_WHAT YOU SHOULD DO_:
Will you output the entries below exactly, skipping every image they contain?
(begin)
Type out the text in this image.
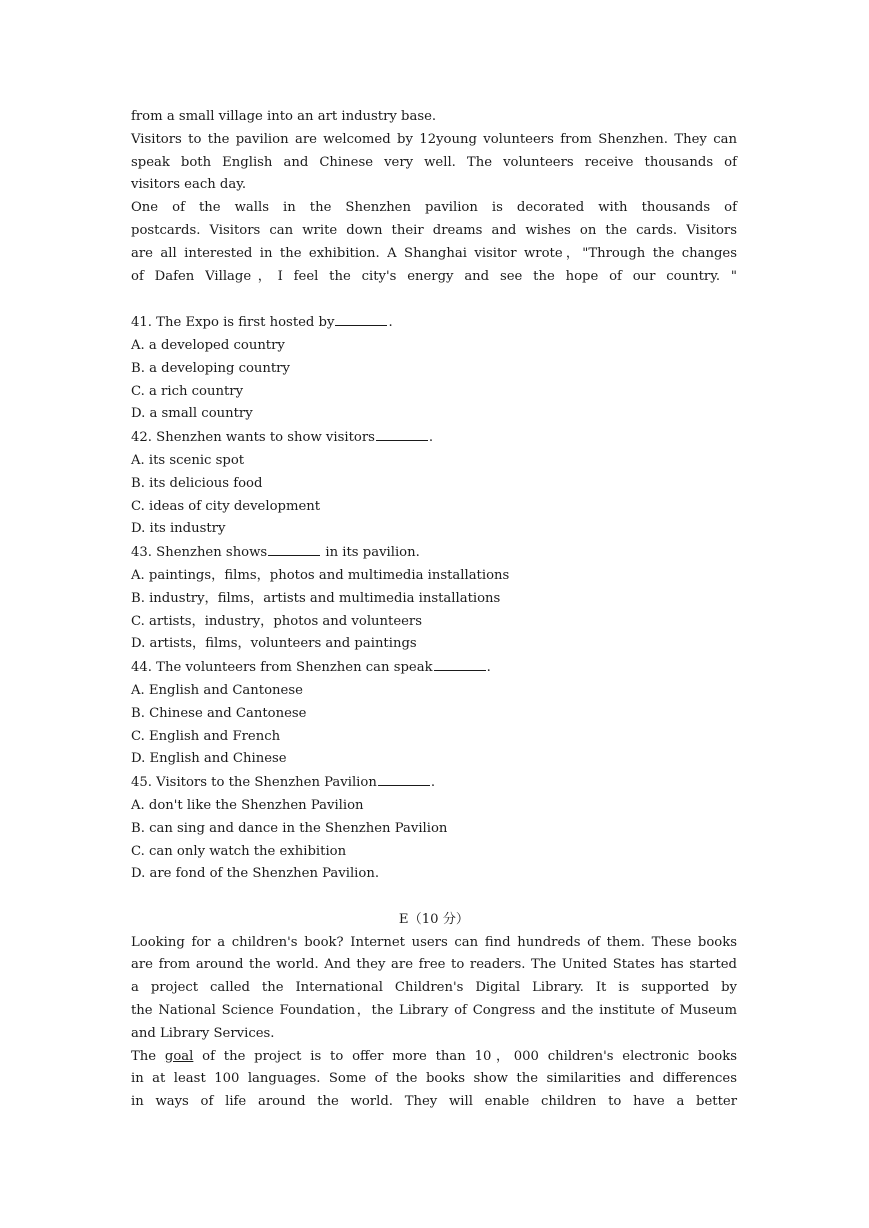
from a small village into an art industry base.
Visitors to the pavilion are welcomed by 12young volunteers from Shenzhen. They can
speak both English and Chinese very well. The volunteers receive thousands of
visitors each day.
One of the walls in the Shenzhen pavilion is decorated with thousands of
postcards. Visitors can write down their dreams and wishes on the cards. Visitors
are all interested in the exhibition. A Shanghai visitor wrote，"Through the changes
of Dafen Village，I feel the city's energy and see the hope of our country. "
41. The Expo is first hosted by	.
A. a developed country
B. a developing country
C. a rich country
D. a small country
42. Shenzhen wants to show visitors	.
A. its scenic spot
B. its delicious food
C. ideas of city development
D. its industry
43. Shenzhen shows	in its pavilion.
A. paintings，films，photos and multimedia installations
B. industry，films，artists and multimedia installations
C. artists，industry，photos and volunteers
D. artists，films，volunteers and paintings
44. The volunteers from Shenzhen can speak	.
A. English and Cantonese
B. Chinese and Cantonese
C. English and French
D. English and Chinese
45. Visitors to the Shenzhen Pavilion	.
A. don't like the Shenzhen Pavilion
B. can sing and dance in the Shenzhen Pavilion
C. can only watch the exhibition
D. are fond of the Shenzhen Pavilion.
E（10 分）
Looking for a children's book? Internet users can find hundreds of them. These books
are from around the world. And they are free to readers. The United States has started
a project called the International Children's Digital Library. It is supported by
the National Science Foundation，the Library of Congress and the institute of Museum
and Library Services.
The goal of the project is to offer more than 10，000 children's electronic books
in at least 100 languages. Some of the books show the similarities and differences
in ways of life around the world. They will enable children to have a better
(end)
_FINAL ANSWER_:
Type out the text in this image.
from a small village into an art industry base.
Visitors to the pavilion are welcomed by 12young volunteers from Shenzhen. They can
speak both English and Chinese very well. The volunteers receive thousands of
visitors each day.
One of the walls in the Shenzhen pavilion is decorated with thousands of
postcards. Visitors can write down their dreams and wishes on the cards. Visitors
are all interested in the exhibition. A Shanghai visitor wrote，"Through the changes
of Dafen Village，I feel the city's energy and see the hope of our country. "
41. The Expo is first hosted by	.
A. a developed country
B. a developing country
C. a rich country
D. a small country
42. Shenzhen wants to show visitors	.
A. its scenic spot
B. its delicious food
C. ideas of city development
D. its industry
43. Shenzhen shows	in its pavilion.
A. paintings，films，photos and multimedia installations
B. industry，films，artists and multimedia installations
C. artists，industry，photos and volunteers
D. artists，films，volunteers and paintings
44. The volunteers from Shenzhen can speak	.
A. English and Cantonese
B. Chinese and Cantonese
C. English and French
D. English and Chinese
45. Visitors to the Shenzhen Pavilion	.
A. don't like the Shenzhen Pavilion
B. can sing and dance in the Shenzhen Pavilion
C. can only watch the exhibition
D. are fond of the Shenzhen Pavilion.
E（10 分）
Looking for a children's book? Internet users can find hundreds of them. These books
are from around the world. And they are free to readers. The United States has started
a project called the International Children's Digital Library. It is supported by
the National Science Foundation，the Library of Congress and the institute of Museum
and Library Services.
The goal of the project is to offer more than 10，000 children's electronic books
in at least 100 languages. Some of the books show the similarities and differences
in ways of life around the world. They will enable children to have a better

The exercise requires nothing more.